Exercise description: Drop every picture and give the entries back exactly.
*** Data records
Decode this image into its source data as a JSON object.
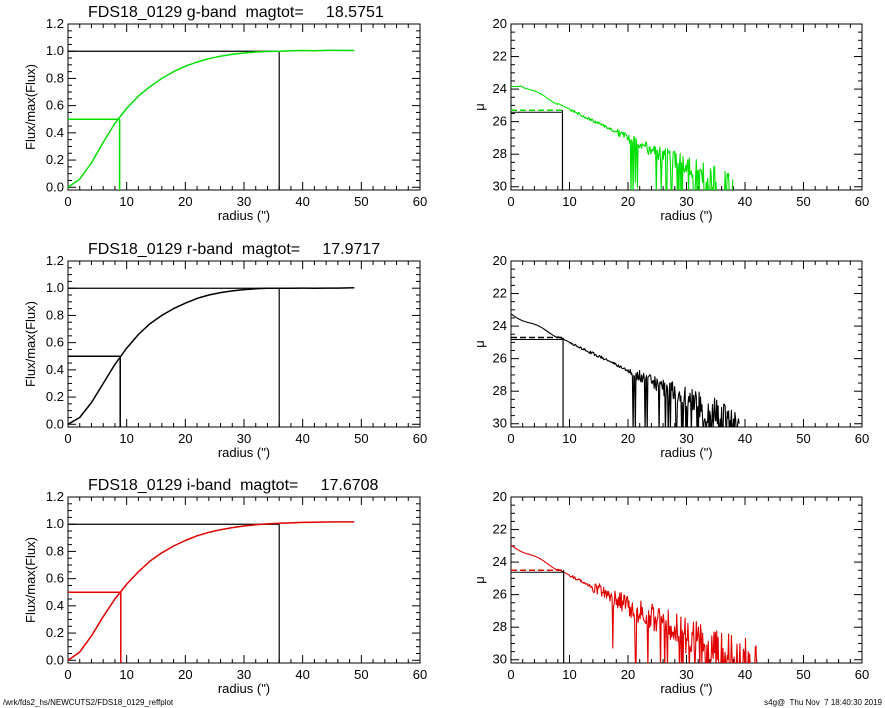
{
  "footer": {
    "left": "/wrk/fds2_hs/NEWCUTS2/FDS18_0129_reffplot",
    "right": "s4g@  Thu Nov  7 18:40:30 2019"
  },
  "colors": {
    "g": "#00e000",
    "r": "#000000",
    "i": "#e00000",
    "axes": "#000000"
  },
  "chart_data": [
    {
      "type": "line",
      "band": "g",
      "title": "FDS18_0129 g-band  magtot=     18.5751",
      "xlabel": "radius (\")",
      "ylabel": "Flux/max(Flux)",
      "xlim": [
        0,
        60
      ],
      "ylim": [
        -0.02,
        1.2
      ],
      "xticks": [
        0,
        10,
        20,
        30,
        40,
        50,
        60
      ],
      "yticks": [
        0.0,
        0.2,
        0.4,
        0.6,
        0.8,
        1.0,
        1.2
      ],
      "ytick_labels": [
        "0.0",
        "0.2",
        "0.4",
        "0.6",
        "0.8",
        "1.0",
        "1.2"
      ],
      "reff": 8.8,
      "rtot": 36.0,
      "rmax": 48.8,
      "x": [
        0,
        2,
        4,
        6,
        8,
        10,
        12,
        14,
        16,
        18,
        20,
        22,
        24,
        26,
        28,
        30,
        32,
        34,
        36,
        38,
        40,
        42,
        44,
        46,
        48.8
      ],
      "values": [
        0.0,
        0.06,
        0.18,
        0.33,
        0.47,
        0.58,
        0.67,
        0.74,
        0.8,
        0.85,
        0.89,
        0.92,
        0.945,
        0.963,
        0.977,
        0.987,
        0.994,
        0.998,
        1.0,
        1.003,
        1.005,
        1.004,
        1.006,
        1.006,
        1.005
      ]
    },
    {
      "type": "line",
      "band": "g",
      "title": "",
      "xlabel": "radius (\")",
      "ylabel": "μ",
      "xlim": [
        0,
        60
      ],
      "ylim": [
        30.2,
        20
      ],
      "yreversed": true,
      "xticks": [
        0,
        10,
        20,
        30,
        40,
        50,
        60
      ],
      "yticks": [
        20,
        22,
        24,
        26,
        28,
        30
      ],
      "mu_eff": 25.3,
      "reff": 8.8,
      "profile": {
        "mu0": 23.85,
        "peak": [
          2,
          23.82
        ],
        "slope": 0.176,
        "noise_start": 18,
        "noise_amp": 0.5,
        "rmax": 38
      }
    },
    {
      "type": "line",
      "band": "r",
      "title": "FDS18_0129 r-band  magtot=     17.9717",
      "xlabel": "radius (\")",
      "ylabel": "Flux/max(Flux)",
      "xlim": [
        0,
        60
      ],
      "ylim": [
        -0.02,
        1.2
      ],
      "xticks": [
        0,
        10,
        20,
        30,
        40,
        50,
        60
      ],
      "yticks": [
        0.0,
        0.2,
        0.4,
        0.6,
        0.8,
        1.0,
        1.2
      ],
      "ytick_labels": [
        "0.0",
        "0.2",
        "0.4",
        "0.6",
        "0.8",
        "1.0",
        "1.2"
      ],
      "reff": 8.9,
      "rtot": 36.0,
      "rmax": 48.8,
      "x": [
        0,
        2,
        4,
        6,
        8,
        10,
        12,
        14,
        16,
        18,
        20,
        22,
        24,
        26,
        28,
        30,
        32,
        34,
        36,
        38,
        40,
        42,
        44,
        46,
        48.8
      ],
      "values": [
        0.0,
        0.05,
        0.16,
        0.3,
        0.44,
        0.56,
        0.66,
        0.74,
        0.8,
        0.85,
        0.89,
        0.925,
        0.95,
        0.968,
        0.98,
        0.99,
        0.996,
        0.999,
        1.0,
        1.0,
        1.001,
        1.0,
        1.001,
        1.001,
        1.003
      ]
    },
    {
      "type": "line",
      "band": "r",
      "title": "",
      "xlabel": "radius (\")",
      "ylabel": "μ",
      "xlim": [
        0,
        60
      ],
      "ylim": [
        30.2,
        20
      ],
      "yreversed": true,
      "xticks": [
        0,
        10,
        20,
        30,
        40,
        50,
        60
      ],
      "yticks": [
        20,
        22,
        24,
        26,
        28,
        30
      ],
      "mu_eff": 24.7,
      "reff": 8.9,
      "profile": {
        "mu0": 23.25,
        "peak": [
          0,
          23.25
        ],
        "slope": 0.174,
        "noise_start": 20,
        "noise_amp": 0.6,
        "rmax": 39
      }
    },
    {
      "type": "line",
      "band": "i",
      "title": "FDS18_0129 i-band  magtot=     17.6708",
      "xlabel": "radius (\")",
      "ylabel": "Flux/max(Flux)",
      "xlim": [
        0,
        60
      ],
      "ylim": [
        -0.02,
        1.2
      ],
      "xticks": [
        0,
        10,
        20,
        30,
        40,
        50,
        60
      ],
      "yticks": [
        0.0,
        0.2,
        0.4,
        0.6,
        0.8,
        1.0,
        1.2
      ],
      "ytick_labels": [
        "0.0",
        "0.2",
        "0.4",
        "0.6",
        "0.8",
        "1.0",
        "1.2"
      ],
      "reff": 9.0,
      "rtot": 36.0,
      "rmax": 48.8,
      "x": [
        0,
        2,
        4,
        6,
        8,
        10,
        12,
        14,
        16,
        18,
        20,
        22,
        24,
        26,
        28,
        30,
        32,
        34,
        36,
        38,
        40,
        42,
        44,
        46,
        48.8
      ],
      "values": [
        0.0,
        0.06,
        0.18,
        0.32,
        0.45,
        0.56,
        0.65,
        0.73,
        0.79,
        0.84,
        0.88,
        0.915,
        0.94,
        0.96,
        0.975,
        0.987,
        0.996,
        1.002,
        1.007,
        1.01,
        1.013,
        1.015,
        1.016,
        1.017,
        1.017
      ]
    },
    {
      "type": "line",
      "band": "i",
      "title": "",
      "xlabel": "radius (\")",
      "ylabel": "μ",
      "xlim": [
        0,
        60
      ],
      "ylim": [
        30.2,
        20
      ],
      "yreversed": true,
      "xticks": [
        0,
        10,
        20,
        30,
        40,
        50,
        60
      ],
      "yticks": [
        20,
        22,
        24,
        26,
        28,
        30
      ],
      "mu_eff": 24.5,
      "reff": 9.0,
      "profile": {
        "mu0": 22.95,
        "peak": [
          0,
          22.95
        ],
        "slope": 0.185,
        "noise_start": 14,
        "noise_amp": 0.9,
        "rmax": 42
      }
    }
  ]
}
******
Written response:
Decode this image into its source data as a JSON object.
{
  "footer": {
    "left": "/wrk/fds2_hs/NEWCUTS2/FDS18_0129_reffplot",
    "right": "s4g@  Thu Nov  7 18:40:30 2019"
  },
  "colors": {
    "g": "#00e000",
    "r": "#000000",
    "i": "#e00000",
    "axes": "#000000"
  },
  "chart_data": [
    {
      "type": "line",
      "band": "g",
      "title": "FDS18_0129 g-band  magtot=     18.5751",
      "xlabel": "radius (\")",
      "ylabel": "Flux/max(Flux)",
      "xlim": [
        0,
        60
      ],
      "ylim": [
        -0.02,
        1.2
      ],
      "xticks": [
        0,
        10,
        20,
        30,
        40,
        50,
        60
      ],
      "yticks": [
        0.0,
        0.2,
        0.4,
        0.6,
        0.8,
        1.0,
        1.2
      ],
      "ytick_labels": [
        "0.0",
        "0.2",
        "0.4",
        "0.6",
        "0.8",
        "1.0",
        "1.2"
      ],
      "reff": 8.8,
      "rtot": 36.0,
      "rmax": 48.8,
      "x": [
        0,
        2,
        4,
        6,
        8,
        10,
        12,
        14,
        16,
        18,
        20,
        22,
        24,
        26,
        28,
        30,
        32,
        34,
        36,
        38,
        40,
        42,
        44,
        46,
        48.8
      ],
      "values": [
        0.0,
        0.06,
        0.18,
        0.33,
        0.47,
        0.58,
        0.67,
        0.74,
        0.8,
        0.85,
        0.89,
        0.92,
        0.945,
        0.963,
        0.977,
        0.987,
        0.994,
        0.998,
        1.0,
        1.003,
        1.005,
        1.004,
        1.006,
        1.006,
        1.005
      ]
    },
    {
      "type": "line",
      "band": "g",
      "title": "",
      "xlabel": "radius (\")",
      "ylabel": "μ",
      "xlim": [
        0,
        60
      ],
      "ylim": [
        30.2,
        20
      ],
      "yreversed": true,
      "xticks": [
        0,
        10,
        20,
        30,
        40,
        50,
        60
      ],
      "yticks": [
        20,
        22,
        24,
        26,
        28,
        30
      ],
      "mu_eff": 25.3,
      "reff": 8.8,
      "profile": {
        "mu0": 23.85,
        "peak": [
          2,
          23.82
        ],
        "slope": 0.176,
        "noise_start": 18,
        "noise_amp": 0.5,
        "rmax": 38
      }
    },
    {
      "type": "line",
      "band": "r",
      "title": "FDS18_0129 r-band  magtot=     17.9717",
      "xlabel": "radius (\")",
      "ylabel": "Flux/max(Flux)",
      "xlim": [
        0,
        60
      ],
      "ylim": [
        -0.02,
        1.2
      ],
      "xticks": [
        0,
        10,
        20,
        30,
        40,
        50,
        60
      ],
      "yticks": [
        0.0,
        0.2,
        0.4,
        0.6,
        0.8,
        1.0,
        1.2
      ],
      "ytick_labels": [
        "0.0",
        "0.2",
        "0.4",
        "0.6",
        "0.8",
        "1.0",
        "1.2"
      ],
      "reff": 8.9,
      "rtot": 36.0,
      "rmax": 48.8,
      "x": [
        0,
        2,
        4,
        6,
        8,
        10,
        12,
        14,
        16,
        18,
        20,
        22,
        24,
        26,
        28,
        30,
        32,
        34,
        36,
        38,
        40,
        42,
        44,
        46,
        48.8
      ],
      "values": [
        0.0,
        0.05,
        0.16,
        0.3,
        0.44,
        0.56,
        0.66,
        0.74,
        0.8,
        0.85,
        0.89,
        0.925,
        0.95,
        0.968,
        0.98,
        0.99,
        0.996,
        0.999,
        1.0,
        1.0,
        1.001,
        1.0,
        1.001,
        1.001,
        1.003
      ]
    },
    {
      "type": "line",
      "band": "r",
      "title": "",
      "xlabel": "radius (\")",
      "ylabel": "μ",
      "xlim": [
        0,
        60
      ],
      "ylim": [
        30.2,
        20
      ],
      "yreversed": true,
      "xticks": [
        0,
        10,
        20,
        30,
        40,
        50,
        60
      ],
      "yticks": [
        20,
        22,
        24,
        26,
        28,
        30
      ],
      "mu_eff": 24.7,
      "reff": 8.9,
      "profile": {
        "mu0": 23.25,
        "peak": [
          0,
          23.25
        ],
        "slope": 0.174,
        "noise_start": 20,
        "noise_amp": 0.6,
        "rmax": 39
      }
    },
    {
      "type": "line",
      "band": "i",
      "title": "FDS18_0129 i-band  magtot=     17.6708",
      "xlabel": "radius (\")",
      "ylabel": "Flux/max(Flux)",
      "xlim": [
        0,
        60
      ],
      "ylim": [
        -0.02,
        1.2
      ],
      "xticks": [
        0,
        10,
        20,
        30,
        40,
        50,
        60
      ],
      "yticks": [
        0.0,
        0.2,
        0.4,
        0.6,
        0.8,
        1.0,
        1.2
      ],
      "ytick_labels": [
        "0.0",
        "0.2",
        "0.4",
        "0.6",
        "0.8",
        "1.0",
        "1.2"
      ],
      "reff": 9.0,
      "rtot": 36.0,
      "rmax": 48.8,
      "x": [
        0,
        2,
        4,
        6,
        8,
        10,
        12,
        14,
        16,
        18,
        20,
        22,
        24,
        26,
        28,
        30,
        32,
        34,
        36,
        38,
        40,
        42,
        44,
        46,
        48.8
      ],
      "values": [
        0.0,
        0.06,
        0.18,
        0.32,
        0.45,
        0.56,
        0.65,
        0.73,
        0.79,
        0.84,
        0.88,
        0.915,
        0.94,
        0.96,
        0.975,
        0.987,
        0.996,
        1.002,
        1.007,
        1.01,
        1.013,
        1.015,
        1.016,
        1.017,
        1.017
      ]
    },
    {
      "type": "line",
      "band": "i",
      "title": "",
      "xlabel": "radius (\")",
      "ylabel": "μ",
      "xlim": [
        0,
        60
      ],
      "ylim": [
        30.2,
        20
      ],
      "yreversed": true,
      "xticks": [
        0,
        10,
        20,
        30,
        40,
        50,
        60
      ],
      "yticks": [
        20,
        22,
        24,
        26,
        28,
        30
      ],
      "mu_eff": 24.5,
      "reff": 9.0,
      "profile": {
        "mu0": 22.95,
        "peak": [
          0,
          22.95
        ],
        "slope": 0.185,
        "noise_start": 14,
        "noise_amp": 0.9,
        "rmax": 42
      }
    }
  ]
}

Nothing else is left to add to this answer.